Figure contents as structured data:

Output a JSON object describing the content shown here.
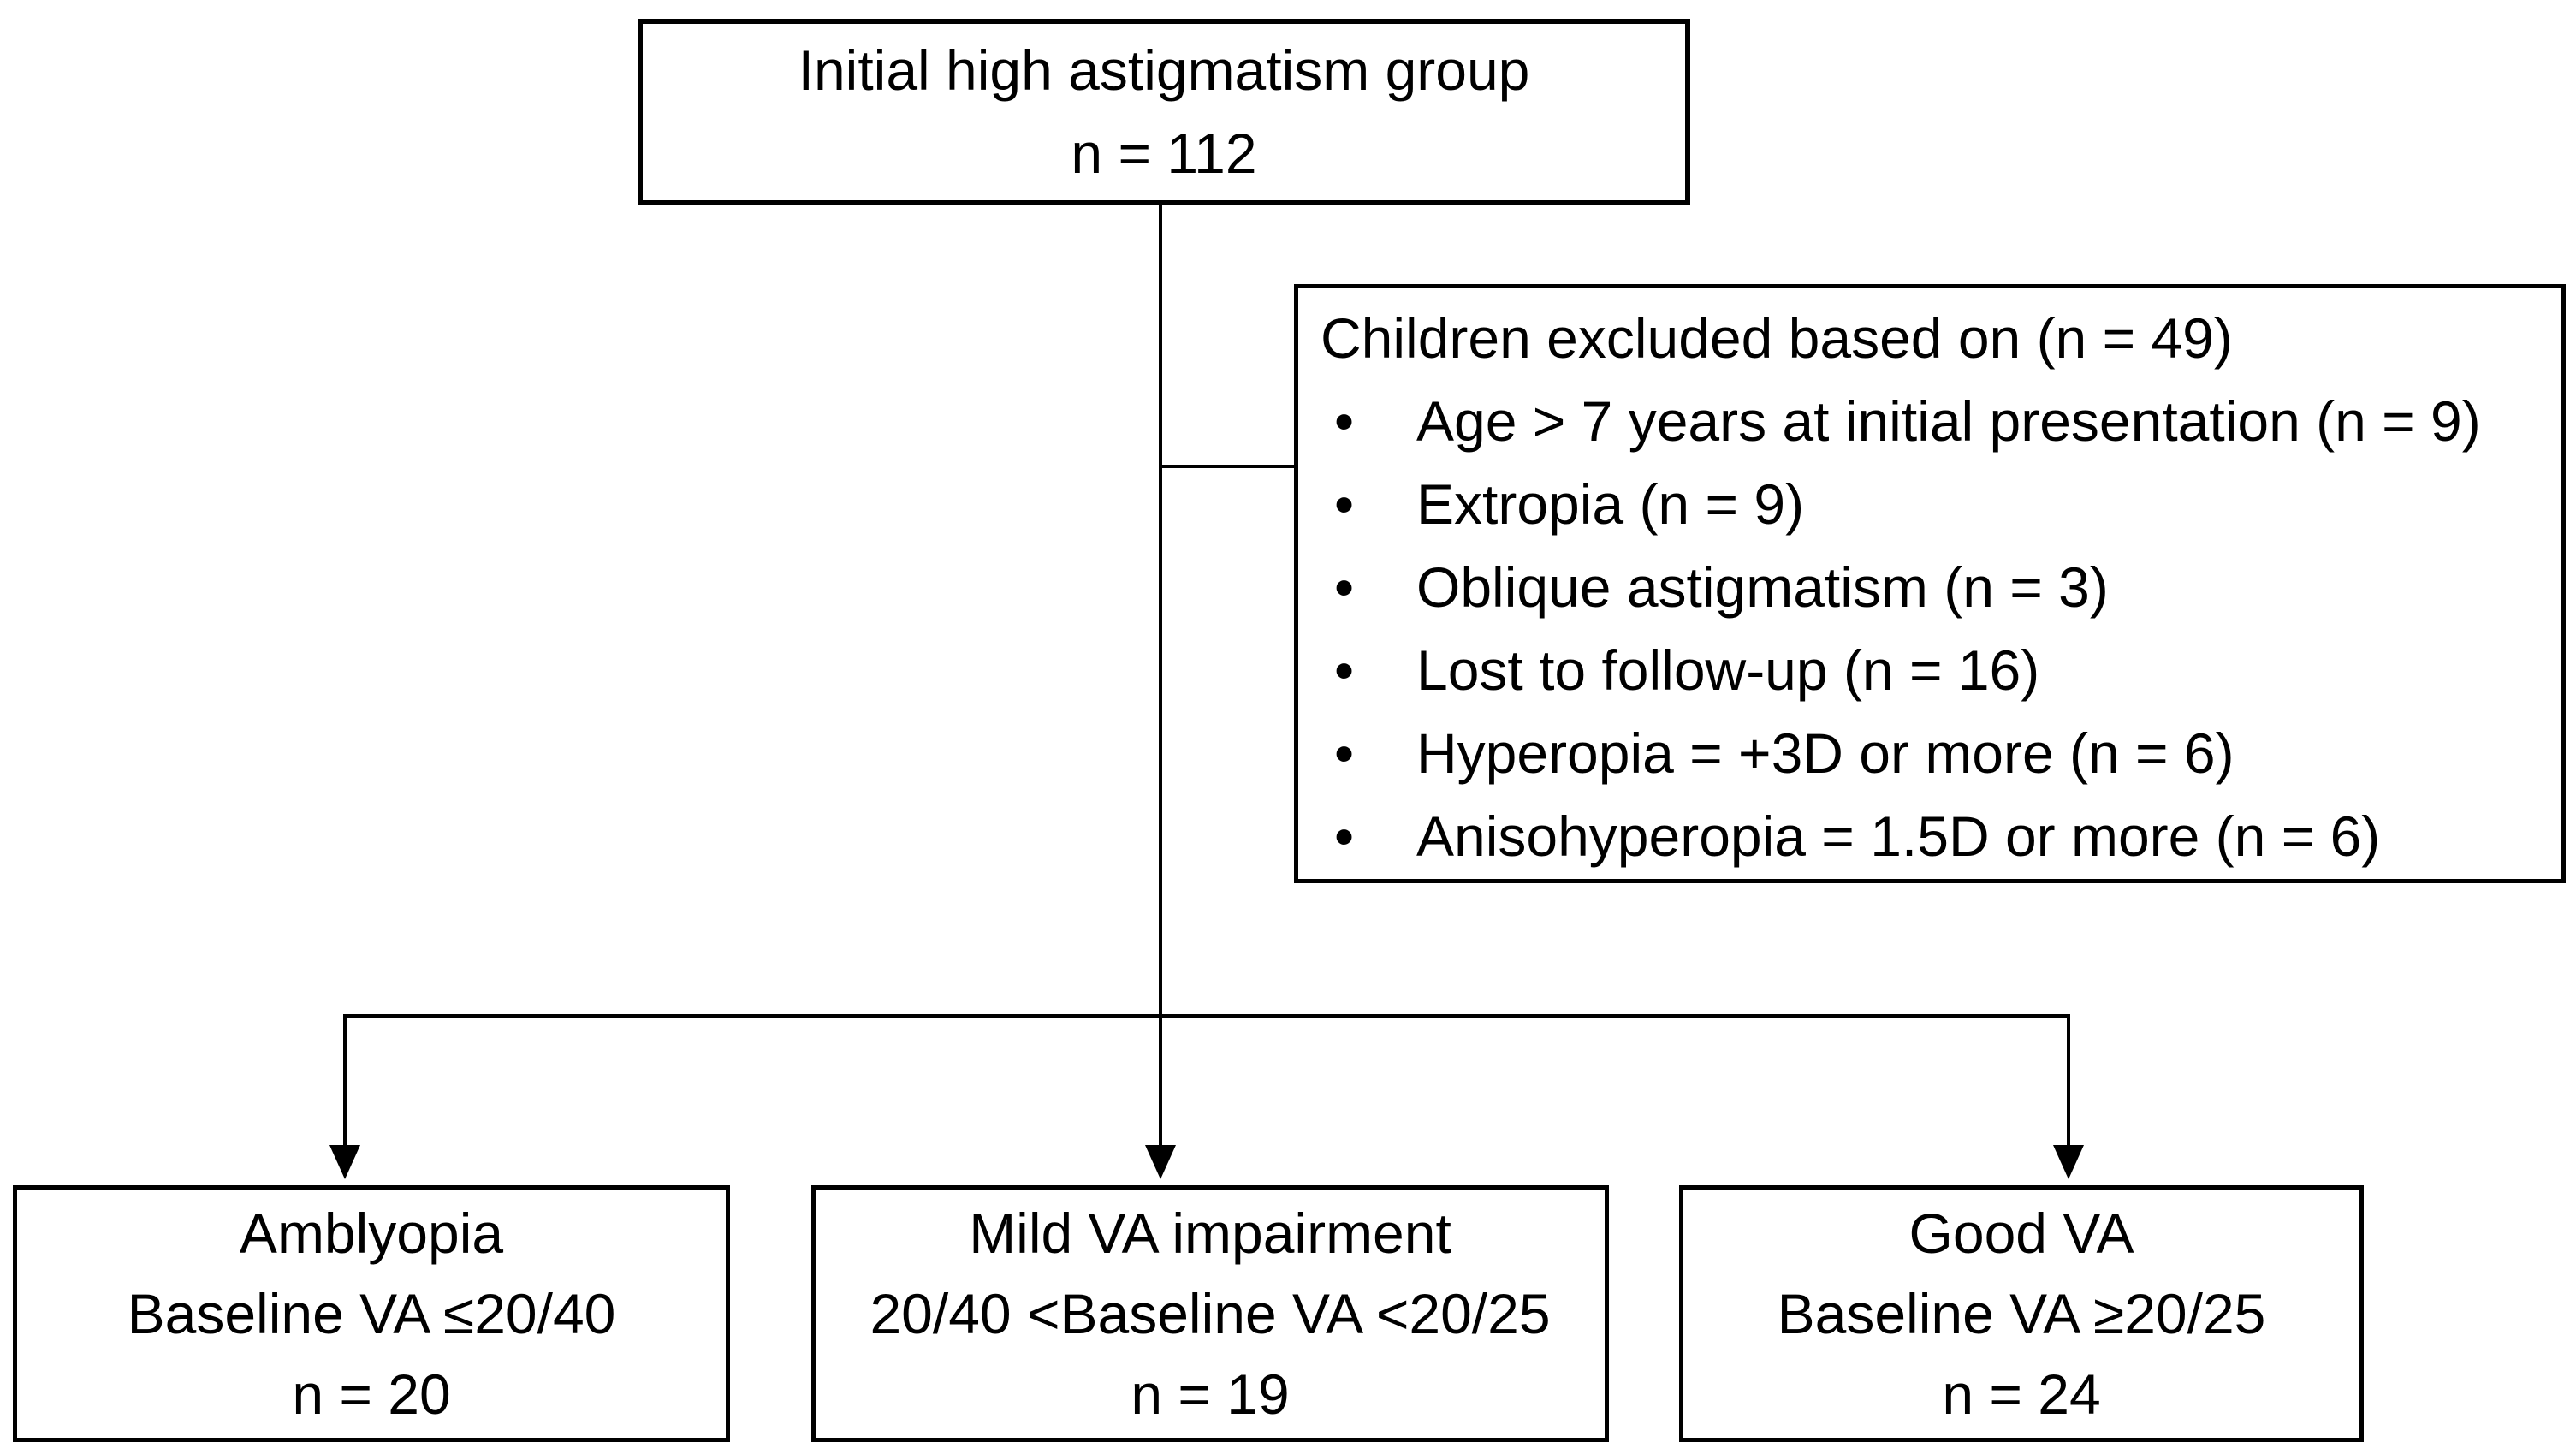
{
  "diagram": {
    "title_semantic": "Study flow diagram - initial high astigmatism group",
    "colors": {
      "background": "#ffffff",
      "border": "#000000",
      "text": "#000000"
    },
    "top_box": {
      "line1": "Initial high astigmatism group",
      "line2": "n = 112"
    },
    "exclusion_box": {
      "title": "Children excluded based on (n = 49)",
      "bullet_glyph": "•",
      "items": [
        "Age > 7 years at initial presentation (n = 9)",
        "Extropia (n = 9)",
        "Oblique astigmatism (n = 3)",
        "Lost to follow-up (n = 16)",
        "Hyperopia = +3D or more (n = 6)",
        "Anisohyperopia = 1.5D or more (n = 6)"
      ]
    },
    "outcome_boxes": [
      {
        "line1": "Amblyopia",
        "line2": "Baseline VA ≤20/40",
        "line3": "n = 20"
      },
      {
        "line1": "Mild VA impairment",
        "line2": "20/40 <Baseline VA <20/25",
        "line3": "n = 19"
      },
      {
        "line1": "Good VA",
        "line2": "Baseline VA ≥20/25",
        "line3": "n = 24"
      }
    ]
  }
}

**WORK TO DO**. Only lines with the word "astigmatism" should be collected from the material.

**REPLY TO THE TASK**.
    "title_semantic": "Study flow diagram - initial high astigmatism group",
      "line1": "Initial high astigmatism group",
        "Oblique astigmatism (n = 3)",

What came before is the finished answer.